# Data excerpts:
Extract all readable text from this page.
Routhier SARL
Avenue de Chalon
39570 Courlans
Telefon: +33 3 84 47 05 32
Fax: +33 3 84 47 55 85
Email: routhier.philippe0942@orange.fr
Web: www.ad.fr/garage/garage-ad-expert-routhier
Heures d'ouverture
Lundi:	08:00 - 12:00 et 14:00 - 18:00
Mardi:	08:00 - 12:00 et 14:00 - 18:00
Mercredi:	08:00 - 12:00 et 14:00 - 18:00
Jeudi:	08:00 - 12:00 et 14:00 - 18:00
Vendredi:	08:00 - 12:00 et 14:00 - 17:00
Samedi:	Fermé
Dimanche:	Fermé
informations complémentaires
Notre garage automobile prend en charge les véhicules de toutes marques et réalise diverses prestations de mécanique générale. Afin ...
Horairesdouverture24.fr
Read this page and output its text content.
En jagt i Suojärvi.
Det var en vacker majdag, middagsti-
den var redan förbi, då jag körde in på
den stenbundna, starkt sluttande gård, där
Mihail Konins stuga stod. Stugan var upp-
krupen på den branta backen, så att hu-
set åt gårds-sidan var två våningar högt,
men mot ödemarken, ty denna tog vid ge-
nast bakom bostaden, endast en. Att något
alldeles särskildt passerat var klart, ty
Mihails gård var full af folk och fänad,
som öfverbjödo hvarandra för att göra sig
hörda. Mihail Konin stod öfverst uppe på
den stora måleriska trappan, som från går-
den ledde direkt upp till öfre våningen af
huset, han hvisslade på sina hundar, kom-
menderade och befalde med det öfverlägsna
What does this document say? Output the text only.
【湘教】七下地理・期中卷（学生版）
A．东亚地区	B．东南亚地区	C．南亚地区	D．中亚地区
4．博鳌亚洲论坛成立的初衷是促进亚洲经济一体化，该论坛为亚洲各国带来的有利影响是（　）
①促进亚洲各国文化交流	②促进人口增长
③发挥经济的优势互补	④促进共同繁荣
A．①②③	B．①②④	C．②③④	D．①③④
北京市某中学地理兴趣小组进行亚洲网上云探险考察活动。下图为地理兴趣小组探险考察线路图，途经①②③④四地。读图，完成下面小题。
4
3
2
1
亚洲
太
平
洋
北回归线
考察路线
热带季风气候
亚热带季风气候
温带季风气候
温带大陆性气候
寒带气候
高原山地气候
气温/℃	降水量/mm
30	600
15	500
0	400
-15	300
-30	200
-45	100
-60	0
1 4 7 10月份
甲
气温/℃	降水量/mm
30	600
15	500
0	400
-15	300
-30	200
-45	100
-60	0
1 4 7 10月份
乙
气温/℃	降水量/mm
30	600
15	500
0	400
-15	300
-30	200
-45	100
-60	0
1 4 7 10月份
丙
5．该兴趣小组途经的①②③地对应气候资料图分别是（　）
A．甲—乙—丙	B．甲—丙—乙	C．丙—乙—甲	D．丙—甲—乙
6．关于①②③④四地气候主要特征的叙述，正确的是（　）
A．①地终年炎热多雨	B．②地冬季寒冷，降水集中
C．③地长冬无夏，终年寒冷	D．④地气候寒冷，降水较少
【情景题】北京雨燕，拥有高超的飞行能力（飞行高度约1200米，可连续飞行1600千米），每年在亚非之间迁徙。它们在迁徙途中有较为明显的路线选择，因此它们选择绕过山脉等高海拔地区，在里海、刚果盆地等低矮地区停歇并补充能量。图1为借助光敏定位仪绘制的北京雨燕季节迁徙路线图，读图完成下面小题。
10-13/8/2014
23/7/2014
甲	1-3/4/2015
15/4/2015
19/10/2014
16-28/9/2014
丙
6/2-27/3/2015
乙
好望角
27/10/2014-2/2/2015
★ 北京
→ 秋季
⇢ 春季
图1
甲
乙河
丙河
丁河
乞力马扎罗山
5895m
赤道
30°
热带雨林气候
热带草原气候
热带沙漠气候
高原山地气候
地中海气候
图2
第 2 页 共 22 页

# Exercise requirements:
From the entries above, list each line with "stod" in it.

# The completed task:
Mihail Konins stuga stod. Stugan var upp-
hörda. Mihail Konin stod öfverst uppe på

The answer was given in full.